What you will do:
Locate each line in the records containing "международных". Copy it.

Saved entries
>>
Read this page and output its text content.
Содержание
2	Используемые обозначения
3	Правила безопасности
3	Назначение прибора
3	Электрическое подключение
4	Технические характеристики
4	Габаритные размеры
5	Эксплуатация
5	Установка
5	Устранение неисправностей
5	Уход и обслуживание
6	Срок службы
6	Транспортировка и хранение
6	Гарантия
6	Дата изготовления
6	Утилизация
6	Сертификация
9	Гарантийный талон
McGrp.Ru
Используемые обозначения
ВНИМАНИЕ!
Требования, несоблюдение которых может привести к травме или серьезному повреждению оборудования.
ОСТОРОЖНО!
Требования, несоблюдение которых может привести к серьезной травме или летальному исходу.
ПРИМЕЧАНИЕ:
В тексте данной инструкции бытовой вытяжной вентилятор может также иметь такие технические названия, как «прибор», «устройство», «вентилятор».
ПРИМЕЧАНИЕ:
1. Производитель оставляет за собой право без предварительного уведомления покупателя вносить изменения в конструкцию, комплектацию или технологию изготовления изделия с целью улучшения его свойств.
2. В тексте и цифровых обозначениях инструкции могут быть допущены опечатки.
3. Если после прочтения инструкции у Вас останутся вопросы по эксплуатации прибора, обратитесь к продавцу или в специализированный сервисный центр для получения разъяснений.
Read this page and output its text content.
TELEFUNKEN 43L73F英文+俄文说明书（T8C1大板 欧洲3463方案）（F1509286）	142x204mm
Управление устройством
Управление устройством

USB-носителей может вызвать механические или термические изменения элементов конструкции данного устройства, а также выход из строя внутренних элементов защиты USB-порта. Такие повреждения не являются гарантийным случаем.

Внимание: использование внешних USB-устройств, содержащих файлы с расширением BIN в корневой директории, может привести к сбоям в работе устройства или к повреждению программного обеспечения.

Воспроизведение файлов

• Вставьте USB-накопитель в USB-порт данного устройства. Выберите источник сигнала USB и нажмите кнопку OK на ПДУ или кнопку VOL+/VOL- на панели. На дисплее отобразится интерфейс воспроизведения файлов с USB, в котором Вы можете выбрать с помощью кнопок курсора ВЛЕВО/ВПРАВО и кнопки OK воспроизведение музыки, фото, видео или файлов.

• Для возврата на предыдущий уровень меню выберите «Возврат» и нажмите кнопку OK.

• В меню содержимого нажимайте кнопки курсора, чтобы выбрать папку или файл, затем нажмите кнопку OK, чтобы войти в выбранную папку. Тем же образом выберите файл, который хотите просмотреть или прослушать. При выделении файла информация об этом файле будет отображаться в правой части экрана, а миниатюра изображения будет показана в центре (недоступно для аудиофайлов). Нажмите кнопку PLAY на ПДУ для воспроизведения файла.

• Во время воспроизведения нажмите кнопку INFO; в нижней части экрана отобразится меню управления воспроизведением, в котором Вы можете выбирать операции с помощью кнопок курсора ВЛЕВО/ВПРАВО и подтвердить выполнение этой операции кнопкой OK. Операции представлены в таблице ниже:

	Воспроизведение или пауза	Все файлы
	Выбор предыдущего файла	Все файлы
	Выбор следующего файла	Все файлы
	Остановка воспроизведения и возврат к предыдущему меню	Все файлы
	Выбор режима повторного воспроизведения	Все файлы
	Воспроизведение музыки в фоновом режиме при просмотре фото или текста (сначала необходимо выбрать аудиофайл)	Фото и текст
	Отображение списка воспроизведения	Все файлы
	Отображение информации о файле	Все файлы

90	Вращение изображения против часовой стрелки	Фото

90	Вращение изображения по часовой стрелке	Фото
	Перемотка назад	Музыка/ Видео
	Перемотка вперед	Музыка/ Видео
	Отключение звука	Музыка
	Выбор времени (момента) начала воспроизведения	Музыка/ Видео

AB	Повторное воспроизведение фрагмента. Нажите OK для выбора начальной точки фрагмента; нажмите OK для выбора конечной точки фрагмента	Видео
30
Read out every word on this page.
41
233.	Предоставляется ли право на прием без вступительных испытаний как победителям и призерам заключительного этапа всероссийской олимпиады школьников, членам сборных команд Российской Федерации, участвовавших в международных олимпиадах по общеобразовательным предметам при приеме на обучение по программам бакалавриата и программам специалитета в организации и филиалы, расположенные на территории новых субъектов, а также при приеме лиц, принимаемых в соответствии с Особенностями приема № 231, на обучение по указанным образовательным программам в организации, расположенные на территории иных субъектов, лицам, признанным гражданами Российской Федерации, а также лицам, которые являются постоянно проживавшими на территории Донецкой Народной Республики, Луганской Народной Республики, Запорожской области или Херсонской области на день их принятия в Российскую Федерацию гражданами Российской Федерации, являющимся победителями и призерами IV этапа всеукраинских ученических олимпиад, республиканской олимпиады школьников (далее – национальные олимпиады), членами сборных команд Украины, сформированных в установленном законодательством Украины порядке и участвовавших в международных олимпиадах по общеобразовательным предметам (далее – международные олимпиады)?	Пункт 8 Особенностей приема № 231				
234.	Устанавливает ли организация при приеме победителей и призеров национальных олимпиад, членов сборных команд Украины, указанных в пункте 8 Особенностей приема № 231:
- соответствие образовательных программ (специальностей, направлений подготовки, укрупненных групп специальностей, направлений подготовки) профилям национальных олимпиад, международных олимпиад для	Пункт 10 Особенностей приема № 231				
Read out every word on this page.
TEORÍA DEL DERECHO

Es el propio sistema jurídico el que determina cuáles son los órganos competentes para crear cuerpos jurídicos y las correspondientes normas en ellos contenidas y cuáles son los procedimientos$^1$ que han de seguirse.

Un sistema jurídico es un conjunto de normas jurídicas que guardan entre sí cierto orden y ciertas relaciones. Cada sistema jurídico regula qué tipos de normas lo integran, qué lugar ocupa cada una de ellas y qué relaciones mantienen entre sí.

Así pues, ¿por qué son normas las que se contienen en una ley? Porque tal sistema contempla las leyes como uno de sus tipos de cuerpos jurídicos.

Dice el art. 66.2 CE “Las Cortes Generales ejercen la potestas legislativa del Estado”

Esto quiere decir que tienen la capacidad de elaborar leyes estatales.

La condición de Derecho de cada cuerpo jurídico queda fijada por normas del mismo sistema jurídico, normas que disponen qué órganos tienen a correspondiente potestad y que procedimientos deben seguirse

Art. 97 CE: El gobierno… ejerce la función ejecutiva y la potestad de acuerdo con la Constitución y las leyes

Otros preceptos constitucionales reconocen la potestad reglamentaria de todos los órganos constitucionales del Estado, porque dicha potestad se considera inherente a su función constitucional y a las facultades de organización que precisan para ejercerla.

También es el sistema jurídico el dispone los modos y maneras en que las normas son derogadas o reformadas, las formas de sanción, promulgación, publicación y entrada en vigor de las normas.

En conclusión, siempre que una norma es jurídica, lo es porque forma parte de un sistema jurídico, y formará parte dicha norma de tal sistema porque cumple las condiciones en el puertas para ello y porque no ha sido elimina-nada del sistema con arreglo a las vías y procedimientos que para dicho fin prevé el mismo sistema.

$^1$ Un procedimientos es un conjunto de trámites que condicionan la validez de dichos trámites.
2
<<
Exercise result:
233.	Предоставляется ли право на прием без вступительных испытаний как победителям и призерам заключительного этапа всероссийской олимпиады школьников, членам сборных команд Российской Федерации, участвовавших в международных олимпиадах по общеобразовательным предметам при приеме на обучение по программам бакалавриата и программам специалитета в организации и филиалы, расположенные на территории новых субъектов, а также при приеме лиц, принимаемых в соответствии с Особенностями приема № 231, на обучение по указанным образовательным программам в организации, расположенные на территории иных субъектов, лицам, признанным гражданами Российской Федерации, а также лицам, которые являются постоянно проживавшими на территории Донецкой Народной Республики, Луганской Народной Республики, Запорожской области или Херсонской области на день их принятия в Российскую Федерацию гражданами Российской Федерации, являющимся победителями и призерами IV этапа всеукраинских ученических олимпиад, республиканской олимпиады школьников (далее – национальные олимпиады), членами сборных команд Украины, сформированных в установленном законодательством Украины порядке и участвовавших в международных олимпиадах по общеобразовательным предметам (далее – международные олимпиады)?	Пункт 8 Особенностей приема № 231				
- соответствие образовательных программ (специальностей, направлений подготовки, укрупненных групп специальностей, направлений подготовки) профилям национальных олимпиад, международных олимпиад для	Пункт 10 Особенностей приема № 231				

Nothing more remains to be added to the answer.